§ WHAT TO PRODUCE
Return the entries below in their exact form, leaving the pictures out.

[MATERIAL FOR THIS EXERCISE start]

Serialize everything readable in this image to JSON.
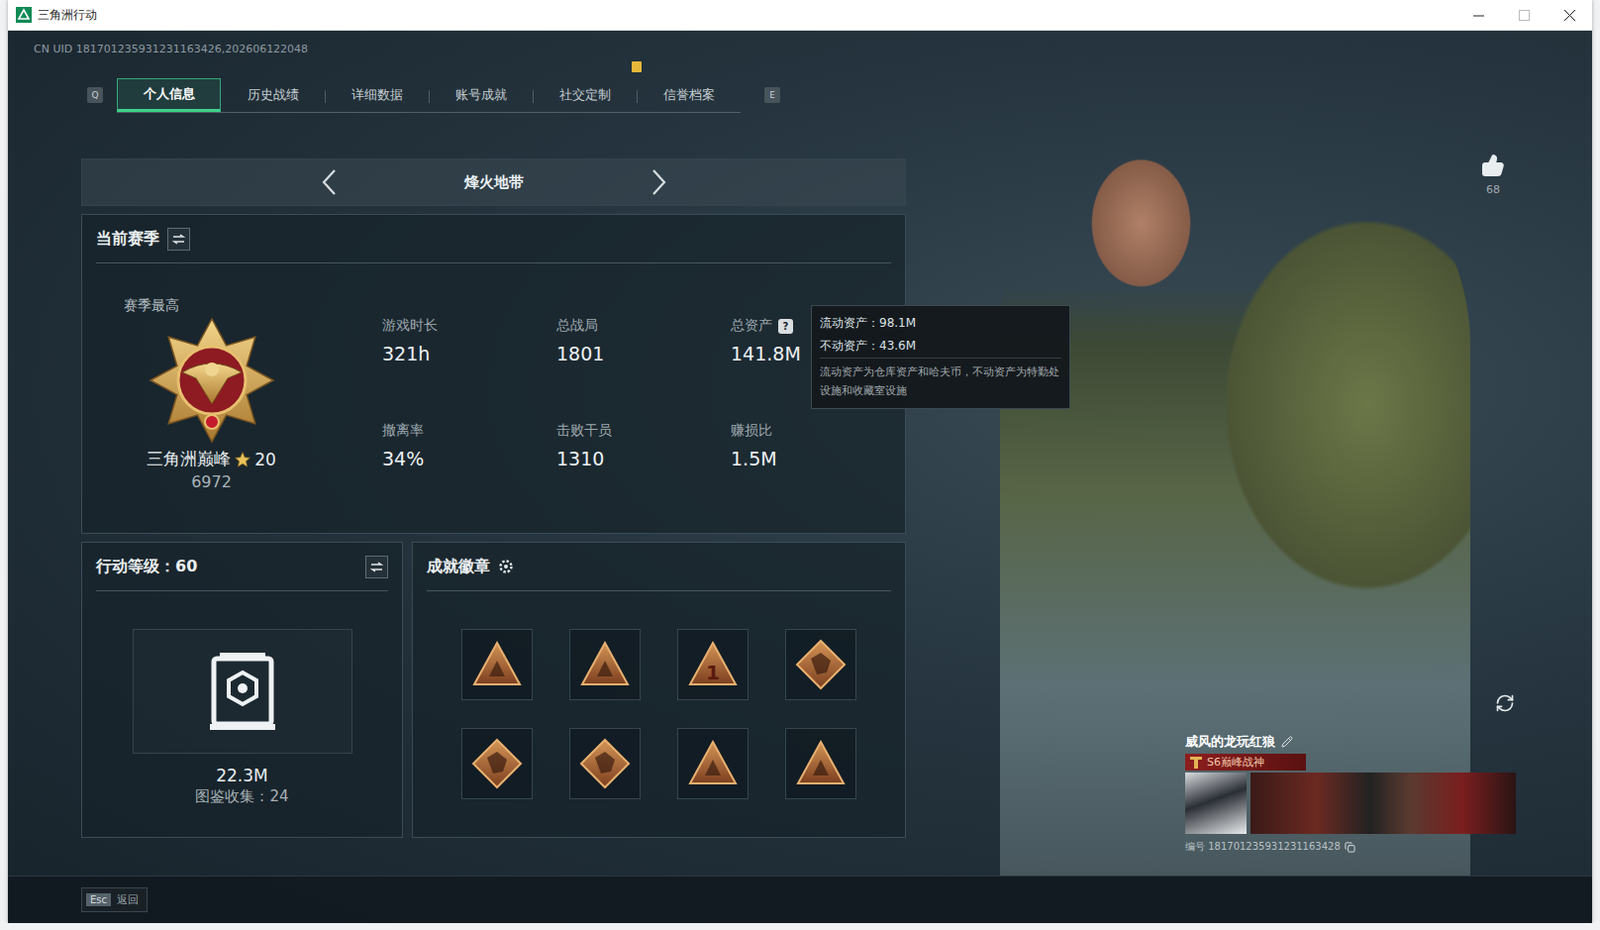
{
  "window": {
    "title": "三角洲行动"
  },
  "uid": "CN UID 181701235931231163426,202606122048",
  "tab_keys": {
    "prev": "Q",
    "next": "E"
  },
  "tabs": [
    {
      "label": "个人信息",
      "selected": true,
      "badge": false
    },
    {
      "label": "历史战绩",
      "selected": false,
      "badge": false
    },
    {
      "label": "详细数据",
      "selected": false,
      "badge": false
    },
    {
      "label": "账号成就",
      "selected": false,
      "badge": false
    },
    {
      "label": "社交定制",
      "selected": false,
      "badge": true
    },
    {
      "label": "信誉档案",
      "selected": false,
      "badge": false
    }
  ],
  "mode": {
    "label": "烽火地带"
  },
  "season": {
    "title": "当前赛季",
    "best_label": "赛季最高",
    "rank": "三角洲巅峰",
    "stars": "20",
    "score": "6972",
    "stats": [
      {
        "label": "游戏时长",
        "value": "321h"
      },
      {
        "label": "总战局",
        "value": "1801"
      },
      {
        "label": "总资产",
        "value": "141.8M",
        "help": "?"
      },
      {
        "label": "撤离率",
        "value": "34%"
      },
      {
        "label": "击败干员",
        "value": "1310"
      },
      {
        "label": "赚损比",
        "value": "1.5M"
      }
    ]
  },
  "tooltip": {
    "lines": [
      "流动资产：98.1M",
      "不动资产：43.6M"
    ],
    "note": "流动资产为仓库资产和哈夫币，不动资产为特勤处设施和收藏室设施"
  },
  "level": {
    "title": "行动等级：60",
    "value": "22.3M",
    "collection": "图鉴收集：24"
  },
  "achievements": {
    "title": "成就徽章",
    "badges": [
      {
        "kind": "triangle",
        "mark": ""
      },
      {
        "kind": "triangle",
        "mark": ""
      },
      {
        "kind": "triangle",
        "mark": "1"
      },
      {
        "kind": "diamond",
        "mark": ""
      },
      {
        "kind": "diamond",
        "mark": ""
      },
      {
        "kind": "diamond",
        "mark": ""
      },
      {
        "kind": "triangle",
        "mark": ""
      },
      {
        "kind": "triangle",
        "mark": ""
      }
    ]
  },
  "likes": "68",
  "player": {
    "name": "威风的龙玩红狼",
    "title": "S6巅峰战神",
    "id": "编号 181701235931231163428"
  },
  "footer": {
    "key": "Esc",
    "label": "返回"
  }
}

[MATERIAL FOR THIS EXERCISE end]

§ EXERCISE RESULT
Serialize everything readable in this image to JSON.
{
  "window": {
    "title": "三角洲行动"
  },
  "uid": "CN UID 181701235931231163426,202606122048",
  "tab_keys": {
    "prev": "Q",
    "next": "E"
  },
  "tabs": [
    {
      "label": "个人信息",
      "selected": true,
      "badge": false
    },
    {
      "label": "历史战绩",
      "selected": false,
      "badge": false
    },
    {
      "label": "详细数据",
      "selected": false,
      "badge": false
    },
    {
      "label": "账号成就",
      "selected": false,
      "badge": false
    },
    {
      "label": "社交定制",
      "selected": false,
      "badge": true
    },
    {
      "label": "信誉档案",
      "selected": false,
      "badge": false
    }
  ],
  "mode": {
    "label": "烽火地带"
  },
  "season": {
    "title": "当前赛季",
    "best_label": "赛季最高",
    "rank": "三角洲巅峰",
    "stars": "20",
    "score": "6972",
    "stats": [
      {
        "label": "游戏时长",
        "value": "321h"
      },
      {
        "label": "总战局",
        "value": "1801"
      },
      {
        "label": "总资产",
        "value": "141.8M",
        "help": "?"
      },
      {
        "label": "撤离率",
        "value": "34%"
      },
      {
        "label": "击败干员",
        "value": "1310"
      },
      {
        "label": "赚损比",
        "value": "1.5M"
      }
    ]
  },
  "tooltip": {
    "lines": [
      "流动资产：98.1M",
      "不动资产：43.6M"
    ],
    "note": "流动资产为仓库资产和哈夫币，不动资产为特勤处设施和收藏室设施"
  },
  "level": {
    "title": "行动等级：60",
    "value": "22.3M",
    "collection": "图鉴收集：24"
  },
  "achievements": {
    "title": "成就徽章",
    "badges": [
      {
        "kind": "triangle",
        "mark": ""
      },
      {
        "kind": "triangle",
        "mark": ""
      },
      {
        "kind": "triangle",
        "mark": "1"
      },
      {
        "kind": "diamond",
        "mark": ""
      },
      {
        "kind": "diamond",
        "mark": ""
      },
      {
        "kind": "diamond",
        "mark": ""
      },
      {
        "kind": "triangle",
        "mark": ""
      },
      {
        "kind": "triangle",
        "mark": ""
      }
    ]
  },
  "likes": "68",
  "player": {
    "name": "威风的龙玩红狼",
    "title": "S6巅峰战神",
    "id": "编号 181701235931231163428"
  },
  "footer": {
    "key": "Esc",
    "label": "返回"
  }
}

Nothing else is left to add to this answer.